# REQUIREMENT
Every entry below must appear again, exactly as written.

# SUPPLIED RECORDS

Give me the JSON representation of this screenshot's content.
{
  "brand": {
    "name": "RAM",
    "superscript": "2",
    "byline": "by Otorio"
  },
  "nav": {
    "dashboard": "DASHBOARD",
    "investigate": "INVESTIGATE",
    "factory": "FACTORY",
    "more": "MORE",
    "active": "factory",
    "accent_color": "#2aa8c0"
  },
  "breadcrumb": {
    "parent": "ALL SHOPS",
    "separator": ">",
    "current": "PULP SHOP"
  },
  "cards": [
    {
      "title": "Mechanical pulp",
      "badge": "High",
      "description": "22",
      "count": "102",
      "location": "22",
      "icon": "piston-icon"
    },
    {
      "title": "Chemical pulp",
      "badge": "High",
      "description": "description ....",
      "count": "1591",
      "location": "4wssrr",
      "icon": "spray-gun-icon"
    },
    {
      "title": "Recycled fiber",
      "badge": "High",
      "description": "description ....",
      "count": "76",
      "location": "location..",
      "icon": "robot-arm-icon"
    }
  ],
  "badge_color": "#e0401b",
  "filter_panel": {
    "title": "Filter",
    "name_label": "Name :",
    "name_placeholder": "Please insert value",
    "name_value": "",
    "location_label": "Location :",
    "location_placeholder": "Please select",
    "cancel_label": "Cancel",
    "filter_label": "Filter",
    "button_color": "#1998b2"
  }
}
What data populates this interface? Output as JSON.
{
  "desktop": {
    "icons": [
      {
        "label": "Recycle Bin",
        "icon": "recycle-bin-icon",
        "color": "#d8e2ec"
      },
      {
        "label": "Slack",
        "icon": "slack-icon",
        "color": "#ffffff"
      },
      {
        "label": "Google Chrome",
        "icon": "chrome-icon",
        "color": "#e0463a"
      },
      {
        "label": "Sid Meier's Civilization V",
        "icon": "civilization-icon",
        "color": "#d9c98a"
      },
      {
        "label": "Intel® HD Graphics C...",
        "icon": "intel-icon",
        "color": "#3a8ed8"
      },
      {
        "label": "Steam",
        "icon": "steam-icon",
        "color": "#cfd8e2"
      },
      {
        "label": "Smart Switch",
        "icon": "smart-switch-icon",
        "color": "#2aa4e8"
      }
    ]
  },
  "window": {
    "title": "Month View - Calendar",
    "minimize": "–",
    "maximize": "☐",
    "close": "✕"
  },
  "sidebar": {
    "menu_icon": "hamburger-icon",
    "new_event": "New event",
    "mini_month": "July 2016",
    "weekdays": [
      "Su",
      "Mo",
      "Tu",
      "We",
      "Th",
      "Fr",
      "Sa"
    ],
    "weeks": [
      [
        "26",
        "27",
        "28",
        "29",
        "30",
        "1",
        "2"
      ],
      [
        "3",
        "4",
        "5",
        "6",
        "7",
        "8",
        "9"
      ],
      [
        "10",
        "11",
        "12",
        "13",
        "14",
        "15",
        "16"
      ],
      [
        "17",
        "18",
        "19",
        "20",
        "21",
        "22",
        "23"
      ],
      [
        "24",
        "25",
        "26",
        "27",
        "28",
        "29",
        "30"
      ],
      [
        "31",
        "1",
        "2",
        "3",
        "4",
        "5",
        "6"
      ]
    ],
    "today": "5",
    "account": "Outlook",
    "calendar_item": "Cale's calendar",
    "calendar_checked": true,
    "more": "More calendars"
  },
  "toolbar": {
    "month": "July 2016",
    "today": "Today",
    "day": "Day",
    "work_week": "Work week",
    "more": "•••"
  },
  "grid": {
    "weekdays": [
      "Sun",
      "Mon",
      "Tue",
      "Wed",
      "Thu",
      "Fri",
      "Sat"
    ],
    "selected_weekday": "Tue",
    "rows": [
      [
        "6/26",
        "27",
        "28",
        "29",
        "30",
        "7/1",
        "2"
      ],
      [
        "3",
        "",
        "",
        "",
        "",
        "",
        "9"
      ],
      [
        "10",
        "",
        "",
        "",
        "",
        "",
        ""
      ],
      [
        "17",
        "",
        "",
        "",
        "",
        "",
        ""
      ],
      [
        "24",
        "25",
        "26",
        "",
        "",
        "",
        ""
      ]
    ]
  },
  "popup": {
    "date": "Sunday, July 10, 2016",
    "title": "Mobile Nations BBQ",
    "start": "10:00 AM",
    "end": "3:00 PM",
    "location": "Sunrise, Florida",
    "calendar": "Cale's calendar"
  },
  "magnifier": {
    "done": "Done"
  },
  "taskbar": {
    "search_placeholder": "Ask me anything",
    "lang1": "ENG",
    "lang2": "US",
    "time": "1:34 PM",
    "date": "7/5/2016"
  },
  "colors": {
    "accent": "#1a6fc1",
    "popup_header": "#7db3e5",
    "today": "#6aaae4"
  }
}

# CORRECT ANSWER
Give me the JSON representation of this screenshot's content.
{
  "brand": {
    "name": "RAM",
    "superscript": "2",
    "byline": "by Otorio"
  },
  "nav": {
    "dashboard": "DASHBOARD",
    "investigate": "INVESTIGATE",
    "factory": "FACTORY",
    "more": "MORE",
    "active": "factory",
    "accent_color": "#2aa8c0"
  },
  "breadcrumb": {
    "parent": "ALL SHOPS",
    "separator": ">",
    "current": "PULP SHOP"
  },
  "cards": [
    {
      "title": "Mechanical pulp",
      "badge": "High",
      "description": "22",
      "count": "102",
      "location": "22",
      "icon": "piston-icon"
    },
    {
      "title": "Chemical pulp",
      "badge": "High",
      "description": "description ....",
      "count": "1591",
      "location": "4wssrr",
      "icon": "spray-gun-icon"
    },
    {
      "title": "Recycled fiber",
      "badge": "High",
      "description": "description ....",
      "count": "76",
      "location": "location..",
      "icon": "robot-arm-icon"
    }
  ],
  "badge_color": "#e0401b",
  "filter_panel": {
    "title": "Filter",
    "name_label": "Name :",
    "name_placeholder": "Please insert value",
    "name_value": "",
    "location_label": "Location :",
    "location_placeholder": "Please select",
    "cancel_label": "Cancel",
    "filter_label": "Filter",
    "button_color": "#1998b2"
  }
}
What data populates this interface? Output as JSON.
{
  "desktop": {
    "icons": [
      {
        "label": "Recycle Bin",
        "icon": "recycle-bin-icon",
        "color": "#d8e2ec"
      },
      {
        "label": "Slack",
        "icon": "slack-icon",
        "color": "#ffffff"
      },
      {
        "label": "Google Chrome",
        "icon": "chrome-icon",
        "color": "#e0463a"
      },
      {
        "label": "Sid Meier's Civilization V",
        "icon": "civilization-icon",
        "color": "#d9c98a"
      },
      {
        "label": "Intel® HD Graphics C...",
        "icon": "intel-icon",
        "color": "#3a8ed8"
      },
      {
        "label": "Steam",
        "icon": "steam-icon",
        "color": "#cfd8e2"
      },
      {
        "label": "Smart Switch",
        "icon": "smart-switch-icon",
        "color": "#2aa4e8"
      }
    ]
  },
  "window": {
    "title": "Month View - Calendar",
    "minimize": "–",
    "maximize": "☐",
    "close": "✕"
  },
  "sidebar": {
    "menu_icon": "hamburger-icon",
    "new_event": "New event",
    "mini_month": "July 2016",
    "weekdays": [
      "Su",
      "Mo",
      "Tu",
      "We",
      "Th",
      "Fr",
      "Sa"
    ],
    "weeks": [
      [
        "26",
        "27",
        "28",
        "29",
        "30",
        "1",
        "2"
      ],
      [
        "3",
        "4",
        "5",
        "6",
        "7",
        "8",
        "9"
      ],
      [
        "10",
        "11",
        "12",
        "13",
        "14",
        "15",
        "16"
      ],
      [
        "17",
        "18",
        "19",
        "20",
        "21",
        "22",
        "23"
      ],
      [
        "24",
        "25",
        "26",
        "27",
        "28",
        "29",
        "30"
      ],
      [
        "31",
        "1",
        "2",
        "3",
        "4",
        "5",
        "6"
      ]
    ],
    "today": "5",
    "account": "Outlook",
    "calendar_item": "Cale's calendar",
    "calendar_checked": true,
    "more": "More calendars"
  },
  "toolbar": {
    "month": "July 2016",
    "today": "Today",
    "day": "Day",
    "work_week": "Work week",
    "more": "•••"
  },
  "grid": {
    "weekdays": [
      "Sun",
      "Mon",
      "Tue",
      "Wed",
      "Thu",
      "Fri",
      "Sat"
    ],
    "selected_weekday": "Tue",
    "rows": [
      [
        "6/26",
        "27",
        "28",
        "29",
        "30",
        "7/1",
        "2"
      ],
      [
        "3",
        "",
        "",
        "",
        "",
        "",
        "9"
      ],
      [
        "10",
        "",
        "",
        "",
        "",
        "",
        ""
      ],
      [
        "17",
        "",
        "",
        "",
        "",
        "",
        ""
      ],
      [
        "24",
        "25",
        "26",
        "",
        "",
        "",
        ""
      ]
    ]
  },
  "popup": {
    "date": "Sunday, July 10, 2016",
    "title": "Mobile Nations BBQ",
    "start": "10:00 AM",
    "end": "3:00 PM",
    "location": "Sunrise, Florida",
    "calendar": "Cale's calendar"
  },
  "magnifier": {
    "done": "Done"
  },
  "taskbar": {
    "search_placeholder": "Ask me anything",
    "lang1": "ENG",
    "lang2": "US",
    "time": "1:34 PM",
    "date": "7/5/2016"
  },
  "colors": {
    "accent": "#1a6fc1",
    "popup_header": "#7db3e5",
    "today": "#6aaae4"
  }
}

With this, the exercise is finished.